#### [WHAT YOU SHOULD DO]
Reproduce verbatim the part of the records that opens with the line containing "product-logo (27, 7, 47, 11)" and closes with the line containing "finding-icon (23, 169, 33, 181)", both lines included.

#### [RECORDS PROVIDED]
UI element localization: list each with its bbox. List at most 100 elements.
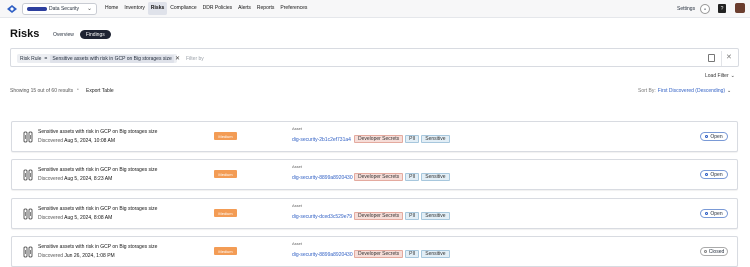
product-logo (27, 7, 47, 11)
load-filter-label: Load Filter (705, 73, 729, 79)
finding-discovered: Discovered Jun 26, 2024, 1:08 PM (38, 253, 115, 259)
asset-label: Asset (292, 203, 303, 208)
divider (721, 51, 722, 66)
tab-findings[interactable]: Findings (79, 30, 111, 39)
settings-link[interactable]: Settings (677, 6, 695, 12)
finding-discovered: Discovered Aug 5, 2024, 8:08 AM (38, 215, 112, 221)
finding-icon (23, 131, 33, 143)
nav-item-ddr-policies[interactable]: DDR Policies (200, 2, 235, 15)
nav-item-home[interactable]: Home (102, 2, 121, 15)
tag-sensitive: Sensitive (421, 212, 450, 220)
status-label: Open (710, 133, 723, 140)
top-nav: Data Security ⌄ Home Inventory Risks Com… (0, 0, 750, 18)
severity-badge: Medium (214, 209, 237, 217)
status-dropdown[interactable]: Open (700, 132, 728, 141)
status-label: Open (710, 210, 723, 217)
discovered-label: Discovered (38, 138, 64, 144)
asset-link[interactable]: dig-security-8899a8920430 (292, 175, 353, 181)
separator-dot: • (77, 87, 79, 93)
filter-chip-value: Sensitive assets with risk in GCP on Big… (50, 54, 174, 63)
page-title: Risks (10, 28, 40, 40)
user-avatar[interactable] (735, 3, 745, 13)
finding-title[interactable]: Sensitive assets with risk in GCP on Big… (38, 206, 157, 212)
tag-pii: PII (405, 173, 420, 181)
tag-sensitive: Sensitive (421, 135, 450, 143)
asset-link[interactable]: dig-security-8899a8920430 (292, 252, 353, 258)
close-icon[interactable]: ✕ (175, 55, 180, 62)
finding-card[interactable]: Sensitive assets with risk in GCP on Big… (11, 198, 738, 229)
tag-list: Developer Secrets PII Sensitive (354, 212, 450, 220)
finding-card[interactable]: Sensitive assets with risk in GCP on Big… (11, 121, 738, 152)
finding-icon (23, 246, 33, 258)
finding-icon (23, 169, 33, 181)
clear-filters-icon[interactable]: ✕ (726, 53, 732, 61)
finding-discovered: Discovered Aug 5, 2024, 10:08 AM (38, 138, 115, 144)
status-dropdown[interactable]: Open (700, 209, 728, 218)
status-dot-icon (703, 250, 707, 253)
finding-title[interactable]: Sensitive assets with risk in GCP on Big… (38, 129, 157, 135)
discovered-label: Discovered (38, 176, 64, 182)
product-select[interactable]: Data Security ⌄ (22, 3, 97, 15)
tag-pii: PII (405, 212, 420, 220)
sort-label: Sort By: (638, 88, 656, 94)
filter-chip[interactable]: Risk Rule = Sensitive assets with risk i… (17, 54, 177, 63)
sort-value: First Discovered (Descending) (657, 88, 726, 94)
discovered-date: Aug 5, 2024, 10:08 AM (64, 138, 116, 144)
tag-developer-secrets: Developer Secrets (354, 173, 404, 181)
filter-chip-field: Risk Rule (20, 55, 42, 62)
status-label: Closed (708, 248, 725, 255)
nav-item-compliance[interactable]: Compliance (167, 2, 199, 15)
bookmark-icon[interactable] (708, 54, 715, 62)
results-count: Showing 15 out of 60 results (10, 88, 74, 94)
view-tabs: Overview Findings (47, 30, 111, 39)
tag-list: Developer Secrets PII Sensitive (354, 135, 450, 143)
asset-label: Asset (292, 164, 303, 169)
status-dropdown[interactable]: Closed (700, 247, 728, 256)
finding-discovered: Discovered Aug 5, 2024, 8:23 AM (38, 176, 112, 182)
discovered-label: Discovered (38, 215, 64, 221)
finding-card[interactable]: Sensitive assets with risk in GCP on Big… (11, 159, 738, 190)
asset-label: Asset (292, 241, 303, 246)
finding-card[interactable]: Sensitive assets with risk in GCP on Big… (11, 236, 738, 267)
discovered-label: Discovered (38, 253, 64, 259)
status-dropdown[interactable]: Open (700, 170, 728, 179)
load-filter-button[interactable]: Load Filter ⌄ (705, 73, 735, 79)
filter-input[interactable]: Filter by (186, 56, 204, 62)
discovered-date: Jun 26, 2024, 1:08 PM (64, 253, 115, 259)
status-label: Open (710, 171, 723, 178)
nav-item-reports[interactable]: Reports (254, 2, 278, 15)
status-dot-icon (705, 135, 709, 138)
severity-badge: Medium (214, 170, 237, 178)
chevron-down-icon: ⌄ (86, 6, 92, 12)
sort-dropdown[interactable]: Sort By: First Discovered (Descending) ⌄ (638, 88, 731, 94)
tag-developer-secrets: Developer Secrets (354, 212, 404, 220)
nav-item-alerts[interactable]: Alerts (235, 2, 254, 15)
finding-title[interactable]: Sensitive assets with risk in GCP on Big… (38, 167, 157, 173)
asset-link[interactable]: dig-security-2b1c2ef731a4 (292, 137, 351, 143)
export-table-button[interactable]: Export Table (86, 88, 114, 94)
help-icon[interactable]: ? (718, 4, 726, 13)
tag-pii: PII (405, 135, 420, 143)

#### [SOLUTION TO THE PROBLEM]
product-logo (27, 7, 47, 11)
load-filter-label: Load Filter (705, 73, 729, 79)
finding-discovered: Discovered Jun 26, 2024, 1:08 PM (38, 253, 115, 259)
asset-label: Asset (292, 203, 303, 208)
divider (721, 51, 722, 66)
tab-findings[interactable]: Findings (79, 30, 111, 39)
settings-link[interactable]: Settings (677, 6, 695, 12)
finding-discovered: Discovered Aug 5, 2024, 8:08 AM (38, 215, 112, 221)
finding-icon (23, 131, 33, 143)
nav-item-ddr-policies[interactable]: DDR Policies (200, 2, 235, 15)
nav-item-home[interactable]: Home (102, 2, 121, 15)
tag-sensitive: Sensitive (421, 212, 450, 220)
status-label: Open (710, 133, 723, 140)
top-nav: Data Security ⌄ Home Inventory Risks Com… (0, 0, 750, 18)
severity-badge: Medium (214, 209, 237, 217)
status-dropdown[interactable]: Open (700, 132, 728, 141)
status-label: Open (710, 210, 723, 217)
discovered-label: Discovered (38, 138, 64, 144)
asset-link[interactable]: dig-security-8899a8920430 (292, 175, 353, 181)
separator-dot: • (77, 87, 79, 93)
filter-chip-value: Sensitive assets with risk in GCP on Big… (50, 54, 174, 63)
page-title: Risks (10, 28, 40, 40)
user-avatar[interactable] (735, 3, 745, 13)
finding-title[interactable]: Sensitive assets with risk in GCP on Big… (38, 206, 157, 212)
tag-pii: PII (405, 173, 420, 181)
tag-sensitive: Sensitive (421, 135, 450, 143)
asset-link[interactable]: dig-security-8899a8920430 (292, 252, 353, 258)
close-icon[interactable]: ✕ (175, 55, 180, 62)
finding-card[interactable]: Sensitive assets with risk in GCP on Big… (11, 198, 738, 229)
tag-list: Developer Secrets PII Sensitive (354, 212, 450, 220)
finding-card[interactable]: Sensitive assets with risk in GCP on Big… (11, 121, 738, 152)
finding-icon (23, 246, 33, 258)
finding-icon (23, 169, 33, 181)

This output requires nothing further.